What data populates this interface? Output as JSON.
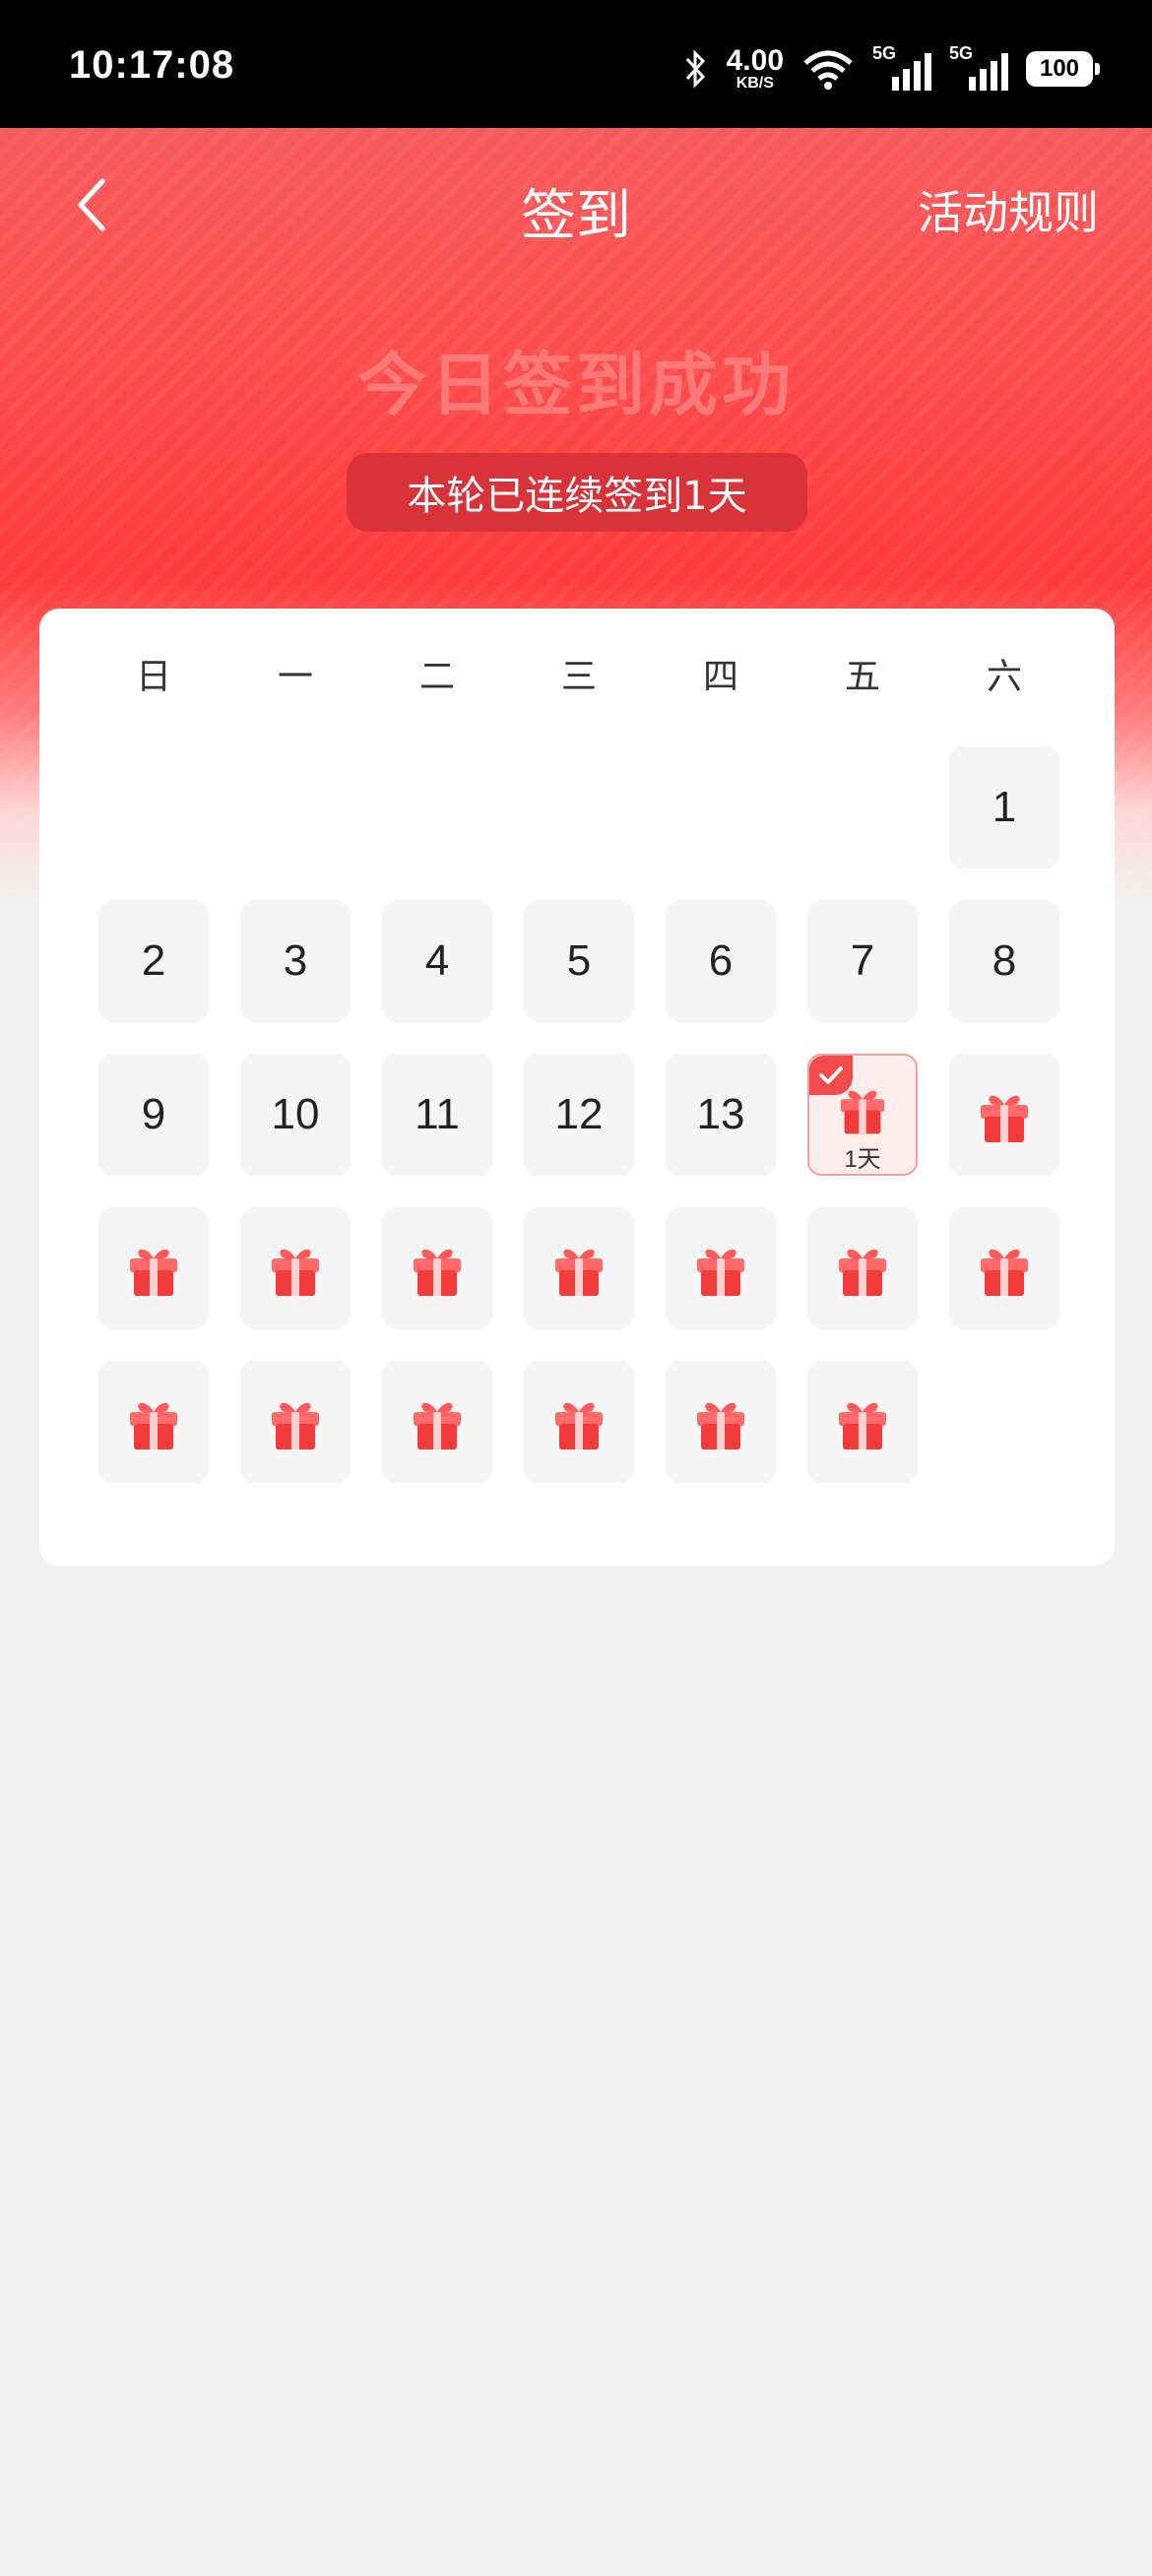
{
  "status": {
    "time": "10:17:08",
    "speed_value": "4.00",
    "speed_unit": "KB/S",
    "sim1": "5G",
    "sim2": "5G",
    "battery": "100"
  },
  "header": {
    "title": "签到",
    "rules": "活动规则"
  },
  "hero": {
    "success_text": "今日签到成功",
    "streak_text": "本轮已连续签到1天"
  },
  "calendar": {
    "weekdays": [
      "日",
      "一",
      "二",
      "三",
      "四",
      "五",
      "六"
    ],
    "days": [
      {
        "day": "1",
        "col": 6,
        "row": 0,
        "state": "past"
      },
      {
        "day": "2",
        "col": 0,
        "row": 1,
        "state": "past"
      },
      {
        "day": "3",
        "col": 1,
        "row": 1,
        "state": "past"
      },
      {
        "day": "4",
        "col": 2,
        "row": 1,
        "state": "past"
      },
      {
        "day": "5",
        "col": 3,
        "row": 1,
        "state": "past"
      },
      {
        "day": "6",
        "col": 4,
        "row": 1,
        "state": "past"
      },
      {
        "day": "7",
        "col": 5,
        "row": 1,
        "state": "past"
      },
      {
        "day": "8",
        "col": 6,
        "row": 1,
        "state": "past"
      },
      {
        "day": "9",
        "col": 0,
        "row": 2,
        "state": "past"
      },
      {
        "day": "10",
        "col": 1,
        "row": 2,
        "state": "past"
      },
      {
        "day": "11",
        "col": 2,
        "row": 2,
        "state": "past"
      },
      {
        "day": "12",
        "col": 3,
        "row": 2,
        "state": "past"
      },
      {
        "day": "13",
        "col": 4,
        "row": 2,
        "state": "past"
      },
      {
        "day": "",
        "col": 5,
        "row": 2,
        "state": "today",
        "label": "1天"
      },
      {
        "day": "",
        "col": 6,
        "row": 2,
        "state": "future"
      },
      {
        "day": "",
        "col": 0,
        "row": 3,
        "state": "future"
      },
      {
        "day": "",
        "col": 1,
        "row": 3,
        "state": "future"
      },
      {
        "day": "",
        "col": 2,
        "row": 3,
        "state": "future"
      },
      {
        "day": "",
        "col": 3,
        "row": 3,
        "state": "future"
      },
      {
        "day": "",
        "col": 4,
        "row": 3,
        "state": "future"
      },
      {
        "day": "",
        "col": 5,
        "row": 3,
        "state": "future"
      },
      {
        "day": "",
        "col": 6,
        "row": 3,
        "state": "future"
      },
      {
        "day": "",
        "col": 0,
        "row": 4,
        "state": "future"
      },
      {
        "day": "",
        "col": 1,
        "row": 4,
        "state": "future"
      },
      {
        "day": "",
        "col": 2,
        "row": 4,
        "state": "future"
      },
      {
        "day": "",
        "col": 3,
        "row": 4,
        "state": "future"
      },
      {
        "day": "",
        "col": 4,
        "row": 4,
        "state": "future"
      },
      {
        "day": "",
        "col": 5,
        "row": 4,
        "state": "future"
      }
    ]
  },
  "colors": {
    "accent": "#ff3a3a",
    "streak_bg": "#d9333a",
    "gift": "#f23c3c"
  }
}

****

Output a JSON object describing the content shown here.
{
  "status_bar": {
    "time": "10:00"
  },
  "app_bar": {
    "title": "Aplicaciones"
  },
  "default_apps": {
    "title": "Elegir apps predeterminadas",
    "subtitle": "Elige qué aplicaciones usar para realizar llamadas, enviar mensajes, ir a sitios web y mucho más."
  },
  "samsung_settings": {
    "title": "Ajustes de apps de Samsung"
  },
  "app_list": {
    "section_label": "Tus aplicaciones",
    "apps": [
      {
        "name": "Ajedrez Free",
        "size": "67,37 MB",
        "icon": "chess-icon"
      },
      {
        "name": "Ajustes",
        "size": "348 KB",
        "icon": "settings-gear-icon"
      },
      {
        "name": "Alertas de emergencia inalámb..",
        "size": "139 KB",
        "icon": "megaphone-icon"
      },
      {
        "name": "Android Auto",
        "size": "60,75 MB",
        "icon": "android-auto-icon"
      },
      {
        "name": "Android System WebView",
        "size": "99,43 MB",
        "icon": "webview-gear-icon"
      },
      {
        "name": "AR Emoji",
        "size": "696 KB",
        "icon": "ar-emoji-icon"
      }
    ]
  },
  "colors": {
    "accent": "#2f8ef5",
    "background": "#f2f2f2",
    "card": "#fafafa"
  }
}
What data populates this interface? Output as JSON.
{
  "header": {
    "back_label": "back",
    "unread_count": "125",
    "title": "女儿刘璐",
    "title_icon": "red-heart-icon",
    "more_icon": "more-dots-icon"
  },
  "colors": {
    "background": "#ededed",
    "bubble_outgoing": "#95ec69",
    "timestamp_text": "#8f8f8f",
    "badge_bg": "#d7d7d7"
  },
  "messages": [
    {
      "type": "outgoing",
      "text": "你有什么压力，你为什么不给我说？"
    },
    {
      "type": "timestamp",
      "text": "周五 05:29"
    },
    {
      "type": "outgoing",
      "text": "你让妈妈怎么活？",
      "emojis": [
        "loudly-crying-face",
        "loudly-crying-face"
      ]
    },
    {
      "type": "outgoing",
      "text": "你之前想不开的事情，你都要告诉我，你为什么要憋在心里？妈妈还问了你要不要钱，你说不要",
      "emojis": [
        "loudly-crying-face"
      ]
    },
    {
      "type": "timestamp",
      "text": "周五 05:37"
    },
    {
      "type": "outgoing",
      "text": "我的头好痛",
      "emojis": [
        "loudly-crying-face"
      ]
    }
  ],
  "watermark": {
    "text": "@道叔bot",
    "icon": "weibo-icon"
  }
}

****

Isolate the lines that hold the word "gear" and copy all of them.

# SOLUTION TO THIS TASK
        "icon": "settings-gear-icon"
        "icon": "webview-gear-icon"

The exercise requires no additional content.